EXERCISE BRIEF
Please render the entries from the line containing "641, 395, 738)" through the line containing "row-responsible: กองยุทธศาสตร์และงบประมาณ (480, 172, 570, 277)" as a JSON list of strings, one string per line, with blank lines left out.

DATA TO PROCESS
>> BEGIN

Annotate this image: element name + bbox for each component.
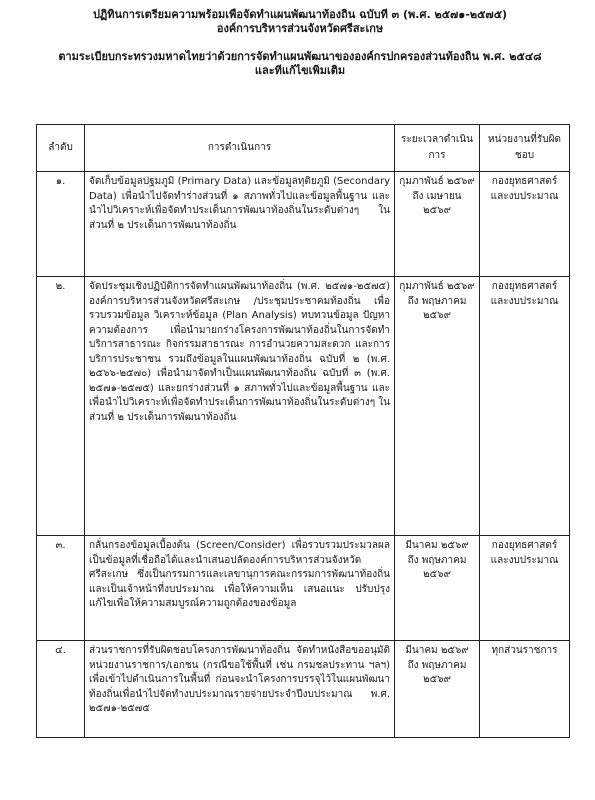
row-activity: ส่วนราชการที่รับผิดชอบโครงการพัฒนาท้องถิ่น จัดทำหนังสือขออนุมัติหน่วยงานราชการ/เอกชน (กรณีขอใช้พื้นที่ เช่น กรมชลประทาน ฯลฯ) เพื่อเข้าไปดำเนินการในพื้นที่ ก่อนจะนำโครงการบรรจุไว้ในแผนพัฒนาท้องถิ่นเพื่อนำไปจัดทำงบประมาณรายจ่ายประจำปีงบประมาณ พ.ศ. ๒๕๗๑-๒๕๗๕ (85, 641, 395, 738)
header-activity: การดำเนินการ (85, 125, 395, 172)
title-line-1: ปฏิทินการเตรียมความพร้อมเพื่อจัดทำแผนพัฒนาท้องถิ่น ฉบับที่ ๓ (พ.ศ. ๒๕๗๑-๒๕๗๕) (92, 8, 508, 21)
row-responsible: กองยุทธศาสตร์และงบประมาณ (480, 172, 570, 277)
title-line-3: ตามระเบียบกระทรวงมหาดไทยว่าด้วยการจัดทำแผนพัฒนาขององค์กรปกครองส่วนท้องถิ่น พ.ศ. ๒๕๔๘ (58, 50, 542, 63)
plan-calendar-table (36, 124, 570, 738)
title-line-2: องค์การบริหารส่วนจังหวัดศรีสะเกษ (216, 22, 384, 35)
row-responsible: กองยุทธศาสตร์และงบประมาณ (480, 536, 570, 641)
row-period: มีนาคม ๒๕๖๙ ถึง พฤษภาคม ๒๕๖๙ (395, 536, 480, 641)
row-number: ๒. (37, 277, 85, 536)
row-activity: จัดเก็บข้อมูลปฐมภูมิ (Primary Data) และข้อมูลทุติยภูมิ (Secondary Data) เพื่อนำไปจัดทำร่างส่วนที่ ๑ สภาพทั่วไปและข้อมูลพื้นฐาน และนำไปวิเคราะห์เพื่อจัดทำประเด็นการพัฒนาท้องถิ่นในระดับต่างๆ ในส่วนที่ ๒ ประเด็นการพัฒนาท้องถิ่น (85, 172, 395, 277)
row-period: กุมภาพันธ์ ๒๕๖๙ ถึง เมษายน ๒๕๖๙ (395, 172, 480, 277)
table-row (37, 641, 570, 738)
row-period: กุมภาพันธ์ ๒๕๖๙ ถึง พฤษภาคม ๒๕๖๙ (395, 277, 480, 536)
row-responsible: กองยุทธศาสตร์และงบประมาณ (480, 277, 570, 536)
row-period: มีนาคม ๒๕๖๙ ถึง พฤษภาคม ๒๕๖๙ (395, 641, 480, 738)
document-header (40, 8, 560, 78)
header-period: ระยะเวลาดำเนินการ (395, 125, 480, 172)
row-activity: จัดประชุมเชิงปฏิบัติการจัดทำแผนพัฒนาท้องถิ่น (พ.ศ. ๒๕๗๑-๒๕๗๕) องค์การบริหารส่วนจังหวัดศรีสะเกษ /ประชุมประชาคมท้องถิ่น เพื่อรวบรวมข้อมูล วิเคราะห์ข้อมูล (Plan Analysis) ทบทวนข้อมูล ปัญหาความต้องการ เพื่อนำมายกร่างโครงการพัฒนาท้องถิ่นในการจัดทำบริการสาธารณะ กิจกรรมสาธารณะ การอำนวยความสะดวก และการบริการประชาชน รวมถึงข้อมูลในแผนพัฒนาท้องถิ่น ฉบับที่ ๒ (พ.ศ. ๒๕๖๖-๒๕๗๐) เพื่อนำมาจัดทำเป็นแผนพัฒนาท้องถิ่น ฉบับที่ ๓ (พ.ศ. ๒๕๗๑-๒๕๗๕) และยกร่างส่วนที่ ๑ สภาพทั่วไปและข้อมูลพื้นฐาน และเพื่อนำไปวิเคราะห์เพื่อจัดทำประเด็นการพัฒนาท้องถิ่นในระดับต่างๆ ในส่วนที่ ๒ ประเด็นการพัฒนาท้องถิ่น (85, 277, 395, 536)
table-header-row (37, 125, 570, 172)
header-no: ลำดับ (37, 125, 85, 172)
row-number: ๔. (37, 641, 85, 738)
row-activity: กลั่นกรองข้อมูลเบื้องต้น (Screen/Consider) เพื่อรวบรวมประมวลผล เป็นข้อมูลที่เชื่อถือได้และนำเสนอปลัดองค์การบริหารส่วนจังหวัดศรีสะเกษ ซึ่งเป็นกรรมการและเลขานุการคณะกรรมการพัฒนาท้องถิ่น และเป็นเจ้าหน้าที่งบประมาณ เพื่อให้ความเห็น เสนอแนะ ปรับปรุง แก้ไขเพื่อให้ความสมบูรณ์ความถูกต้องของข้อมูล (85, 536, 395, 641)
table-row (37, 536, 570, 641)
row-number: ๓. (37, 536, 85, 641)
table-row (37, 172, 570, 277)
title-line-4: และที่แก้ไขเพิ่มเติม (254, 64, 346, 77)
table-row (37, 277, 570, 536)
header-responsible: หน่วยงานที่รับผิดชอบ (480, 125, 570, 172)
row-number: ๑. (37, 172, 85, 277)
row-responsible: ทุกส่วนราชการ (480, 641, 570, 738)
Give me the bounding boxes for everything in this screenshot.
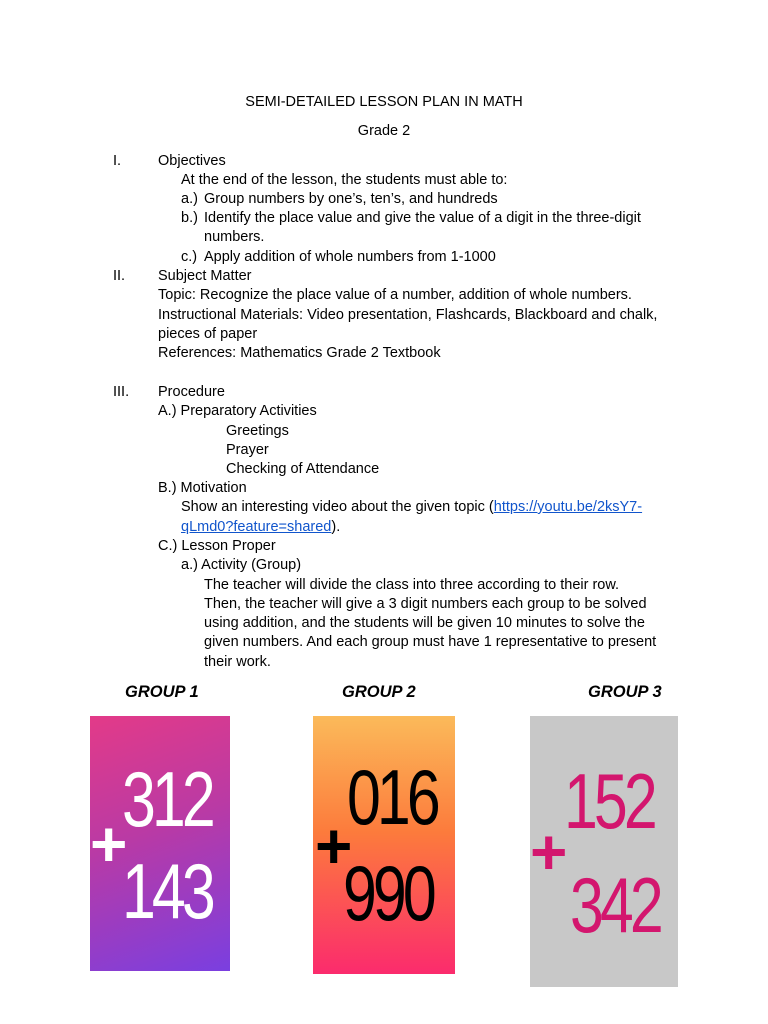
video-link-continued[interactable]: qLmd0?feature=shared xyxy=(181,519,332,535)
video-link[interactable]: https://youtu.be/2ksY7- xyxy=(493,499,643,515)
objective-marker-a: a.) xyxy=(181,191,198,207)
procedure-heading: Procedure xyxy=(158,384,225,400)
objective-marker-c: c.) xyxy=(181,249,198,265)
preparatory-activities-label: A.) Preparatory Activities xyxy=(158,403,317,419)
group-3-top-number: 152 xyxy=(564,757,654,845)
subject-matter-topic: Topic: Recognize the place value of a number, addition of whole numbers. xyxy=(158,287,632,303)
section-numeral-procedure: III. xyxy=(113,384,130,400)
motivation-text-after: ). xyxy=(331,519,341,535)
motivation-text-continued xyxy=(181,518,340,537)
objective-text-b: Identify the place value and give the value of a digit in the three-digit xyxy=(204,210,641,226)
activity-label: a.) Activity (Group) xyxy=(181,557,302,573)
document-title: SEMI-DETAILED LESSON PLAN IN MATH xyxy=(245,94,523,110)
group-1-plus-sign: + xyxy=(90,808,128,880)
subject-matter-materials: Instructional Materials: Video presentation, Flashcards, Blackboard and chalk, xyxy=(158,307,658,323)
group-3-bottom-number: 342 xyxy=(570,861,660,949)
document-subtitle: Grade 2 xyxy=(357,123,411,139)
preparatory-item-prayer: Prayer xyxy=(226,442,269,458)
group-3-plus-sign: + xyxy=(530,816,568,888)
activity-line-1: The teacher will divide the class into three according to their row. xyxy=(204,577,620,593)
group-3-label: GROUP 3 xyxy=(588,683,662,701)
objectives-intro: At the end of the lesson, the students must able to: xyxy=(181,172,508,188)
group-2-plus-sign: + xyxy=(315,810,353,882)
section-numeral-subject-matter: II. xyxy=(113,268,126,284)
activity-line-3: using addition, and the students will be given 10 minutes to solve the xyxy=(204,615,645,631)
activity-line-4: given numbers. And each group must have 1 representative to present xyxy=(204,634,657,650)
subject-matter-references: References: Mathematics Grade 2 Textbook xyxy=(158,345,441,361)
preparatory-item-greetings: Greetings xyxy=(226,423,289,439)
group-1-problem-card xyxy=(90,716,230,971)
group-1-top-number: 312 xyxy=(122,755,212,843)
group-2-bottom-number: 990 xyxy=(343,849,433,937)
activity-line-2: Then, the teacher will give a 3 digit numbers each group to be solved xyxy=(204,596,647,612)
objective-marker-b: b.) xyxy=(181,210,198,226)
subject-matter-heading: Subject Matter xyxy=(158,268,252,284)
subject-matter-materials-continued: pieces of paper xyxy=(158,326,258,342)
group-1-bottom-number: 143 xyxy=(122,847,212,935)
group-1-label: GROUP 1 xyxy=(125,683,199,701)
preparatory-item-attendance: Checking of Attendance xyxy=(226,461,380,477)
section-numeral-objectives: I. xyxy=(113,153,122,169)
group-3-problem-card xyxy=(530,716,678,987)
motivation-text-before: Show an interesting video about the given topic ( xyxy=(181,499,494,515)
objective-text-a: Group numbers by one’s, ten’s, and hundreds xyxy=(204,191,498,207)
motivation-text xyxy=(181,498,642,517)
group-2-problem-card xyxy=(313,716,455,974)
objective-text-c: Apply addition of whole numbers from 1-1000 xyxy=(204,249,496,265)
objective-text-b-continued: numbers. xyxy=(204,229,265,245)
activity-line-5: their work. xyxy=(204,654,271,670)
lesson-proper-label: C.) Lesson Proper xyxy=(158,538,276,554)
group-2-top-number: 016 xyxy=(347,753,437,841)
group-2-label: GROUP 2 xyxy=(342,683,416,701)
objectives-heading: Objectives xyxy=(158,153,226,169)
motivation-label: B.) Motivation xyxy=(158,480,247,496)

>> END

RESULT OF THIS EXERCISE
[
  "row-activity: ส่วนราชการที่รับผิดชอบโครงการพัฒนาท้องถิ่น จัดทำหนังสือขออนุมัติหน่วยงานราชการ/เอกชน (กรณีขอใช้พื้นที่ เช่น กรมชลประทาน ฯลฯ) เพื่อเข้าไปดำเนินการในพื้นที่ ก่อนจะนำโครงการบรรจุไว้ในแผนพัฒนาท้องถิ่นเพื่อนำไปจัดทำงบประมาณรายจ่ายประจำปีงบประมาณ พ.ศ. ๒๕๗๑-๒๕๗๕ (85, 641, 395, 738)",
  "header-activity: การดำเนินการ (85, 125, 395, 172)",
  "title-line-1: ปฏิทินการเตรียมความพร้อมเพื่อจัดทำแผนพัฒนาท้องถิ่น ฉบับที่ ๓ (พ.ศ. ๒๕๗๑-๒๕๗๕) (92, 8, 508, 21)",
  "row-responsible: กองยุทธศาสตร์และงบประมาณ (480, 172, 570, 277)"
]